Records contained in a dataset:

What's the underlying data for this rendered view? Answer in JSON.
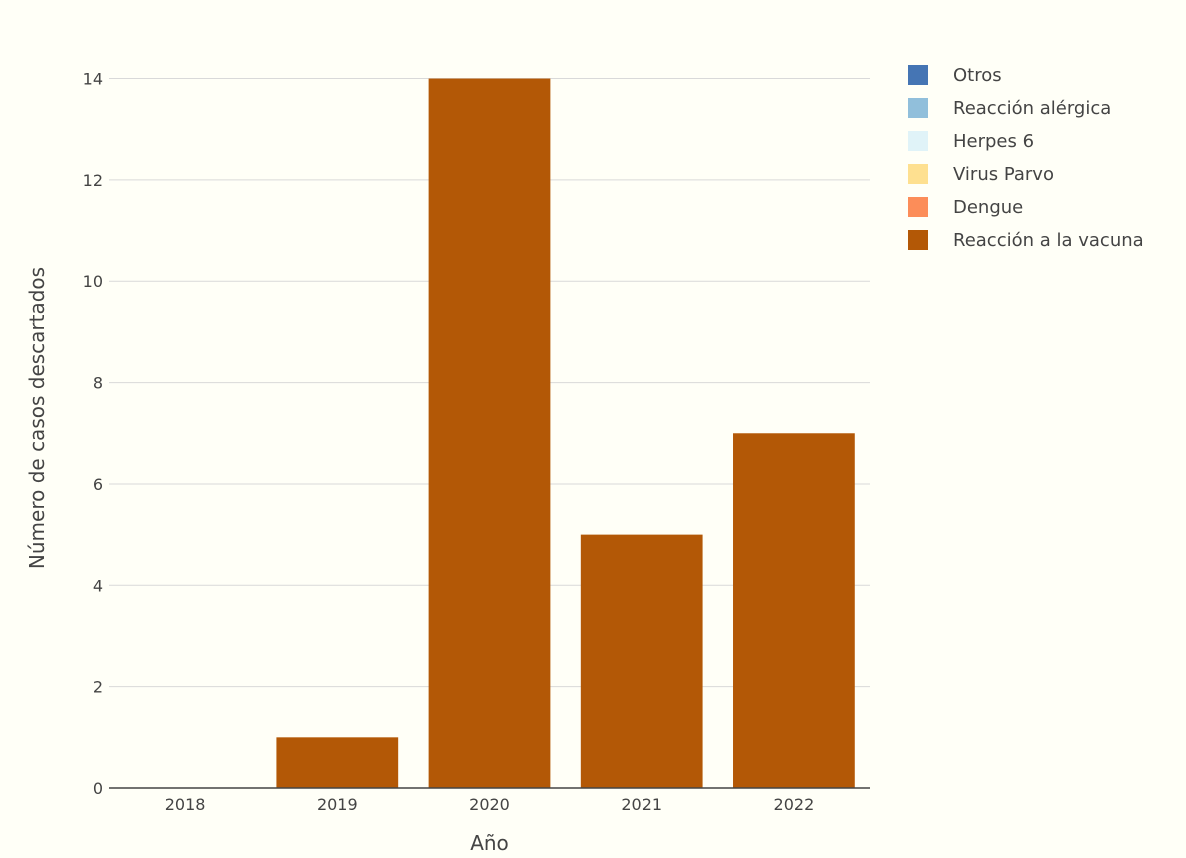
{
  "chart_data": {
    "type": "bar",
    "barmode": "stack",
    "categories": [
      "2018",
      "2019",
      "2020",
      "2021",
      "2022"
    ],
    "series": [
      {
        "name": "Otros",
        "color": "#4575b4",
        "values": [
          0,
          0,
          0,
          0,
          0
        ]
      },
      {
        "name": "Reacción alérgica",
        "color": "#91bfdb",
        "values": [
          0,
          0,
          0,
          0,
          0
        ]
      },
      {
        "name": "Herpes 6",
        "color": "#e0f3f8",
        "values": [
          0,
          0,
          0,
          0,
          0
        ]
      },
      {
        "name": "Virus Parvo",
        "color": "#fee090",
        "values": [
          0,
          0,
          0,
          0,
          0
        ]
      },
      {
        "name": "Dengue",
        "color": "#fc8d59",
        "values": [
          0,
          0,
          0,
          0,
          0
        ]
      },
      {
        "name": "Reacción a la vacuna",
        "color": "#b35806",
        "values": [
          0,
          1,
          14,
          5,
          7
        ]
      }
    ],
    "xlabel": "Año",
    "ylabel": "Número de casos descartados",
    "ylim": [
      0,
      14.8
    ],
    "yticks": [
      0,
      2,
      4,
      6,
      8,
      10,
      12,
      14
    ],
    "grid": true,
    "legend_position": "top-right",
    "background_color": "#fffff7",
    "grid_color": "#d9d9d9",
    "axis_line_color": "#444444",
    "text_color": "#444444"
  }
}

## Work order
The task calls for every line of the data to be returned exactly, without pictures.

## Response
What's the underlying data for this rendered view? Answer in JSON.
{
  "chart_data": {
    "type": "bar",
    "barmode": "stack",
    "categories": [
      "2018",
      "2019",
      "2020",
      "2021",
      "2022"
    ],
    "series": [
      {
        "name": "Otros",
        "color": "#4575b4",
        "values": [
          0,
          0,
          0,
          0,
          0
        ]
      },
      {
        "name": "Reacción alérgica",
        "color": "#91bfdb",
        "values": [
          0,
          0,
          0,
          0,
          0
        ]
      },
      {
        "name": "Herpes 6",
        "color": "#e0f3f8",
        "values": [
          0,
          0,
          0,
          0,
          0
        ]
      },
      {
        "name": "Virus Parvo",
        "color": "#fee090",
        "values": [
          0,
          0,
          0,
          0,
          0
        ]
      },
      {
        "name": "Dengue",
        "color": "#fc8d59",
        "values": [
          0,
          0,
          0,
          0,
          0
        ]
      },
      {
        "name": "Reacción a la vacuna",
        "color": "#b35806",
        "values": [
          0,
          1,
          14,
          5,
          7
        ]
      }
    ],
    "xlabel": "Año",
    "ylabel": "Número de casos descartados",
    "ylim": [
      0,
      14.8
    ],
    "yticks": [
      0,
      2,
      4,
      6,
      8,
      10,
      12,
      14
    ],
    "grid": true,
    "legend_position": "top-right",
    "background_color": "#fffff7",
    "grid_color": "#d9d9d9",
    "axis_line_color": "#444444",
    "text_color": "#444444"
  }
}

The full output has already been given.